-- start of RECORDS FOR THIS EXERCISE --
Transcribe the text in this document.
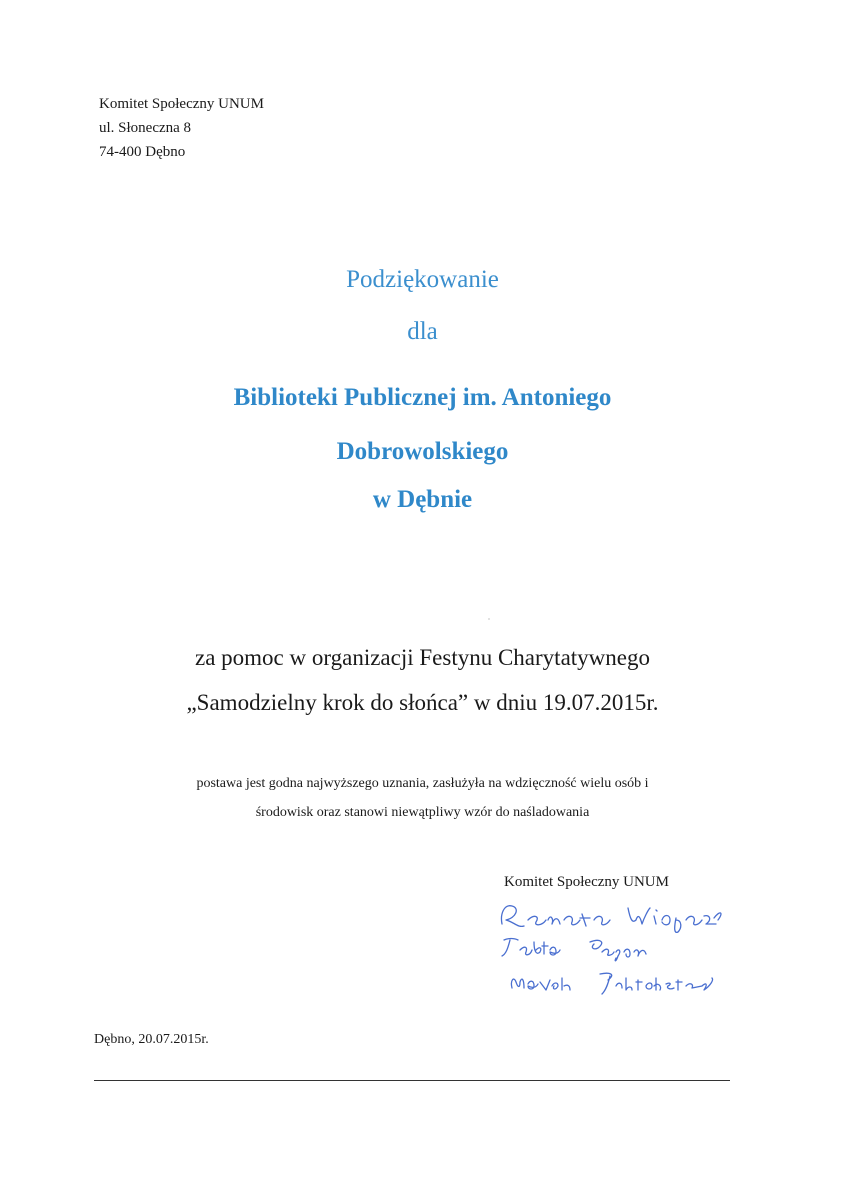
Komitet Społeczny UNUM
ul. Słoneczna 8
74-400 Dębno
Podziękowanie
dla
Biblioteki Publicznej im. Antoniego
Dobrowolskiego
w Dębnie
za pomoc w organizacji Festynu Charytatywnego
„Samodzielny krok do słońca” w dniu 19.07.2015r.
postawa jest godna najwyższego uznania, zasłużyła na wdzięczność wielu osób i
środowisk oraz stanowi niewątpliwy wzór do naśladowania
Komitet Społeczny UNUM
Dębno, 20.07.2015r.
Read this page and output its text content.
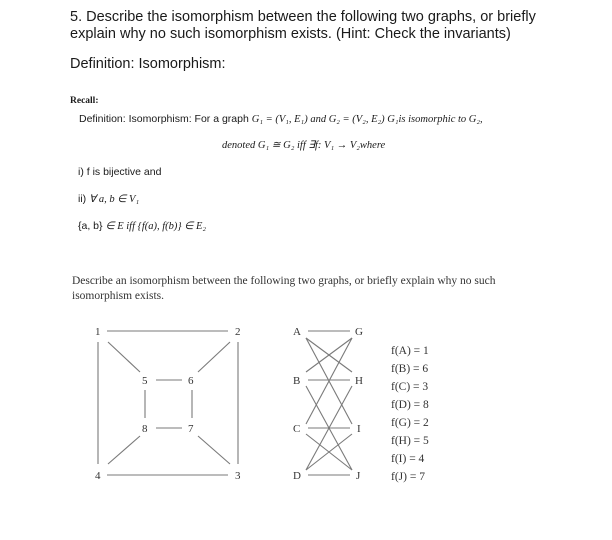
5. Describe the isomorphism between the following two graphs, or briefly
explain why no such isomorphism exists. (Hint: Check the invariants)
Definition: Isomorphism:
Recall:
Definition: Isomorphism: For a graph G₁ = (V₁, E₁) and G₂ = (V₂, E₂) G₁is isomorphic to G₂,
denoted G₁ ≅ G₂ iff ∃f: V₁ → V₂where
i) f is bijective and
ii) ∀ a, b ∈ V₁
{a, b} ∈ E iff {f(a), f(b)} ∈ E₂
Describe an isomorphism between the following two graphs, or briefly explain why no such isomorphism exists.
1	2
3
4
5	6
7
8
A	G
B	H
C	I
D	J
f(A) = 1
f(B) = 6
f(C) = 3
f(D) = 8
f(G) = 2
f(H) = 5
f(I) = 4
f(J) = 7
-- end of RECORDS FOR THIS EXERCISE --
**DIRECTIVE**
Omit the pictures, and quote the material above exactly as given.

**EXERCISE OUTPUT**
Transcribe the text in this document.
Komitet Społeczny UNUM
ul. Słoneczna 8
74-400 Dębno
Podziękowanie
dla
Biblioteki Publicznej im. Antoniego
Dobrowolskiego
w Dębnie
za pomoc w organizacji Festynu Charytatywnego
„Samodzielny krok do słońca” w dniu 19.07.2015r.
postawa jest godna najwyższego uznania, zasłużyła na wdzięczność wielu osób i
środowisk oraz stanowi niewątpliwy wzór do naśladowania
Komitet Społeczny UNUM
Dębno, 20.07.2015r.
Read this page and output its text content.
5. Describe the isomorphism between the following two graphs, or briefly
explain why no such isomorphism exists. (Hint: Check the invariants)
Definition: Isomorphism:
Recall:
Definition: Isomorphism: For a graph G₁ = (V₁, E₁) and G₂ = (V₂, E₂) G₁is isomorphic to G₂,
denoted G₁ ≅ G₂ iff ∃f: V₁ → V₂where
i) f is bijective and
ii) ∀ a, b ∈ V₁
{a, b} ∈ E iff {f(a), f(b)} ∈ E₂
Describe an isomorphism between the following two graphs, or briefly explain why no such isomorphism exists.
1	2
3
4
5	6
7
8
A	G
B	H
C	I
D	J
f(A) = 1
f(B) = 6
f(C) = 3
f(D) = 8
f(G) = 2
f(H) = 5
f(I) = 4
f(J) = 7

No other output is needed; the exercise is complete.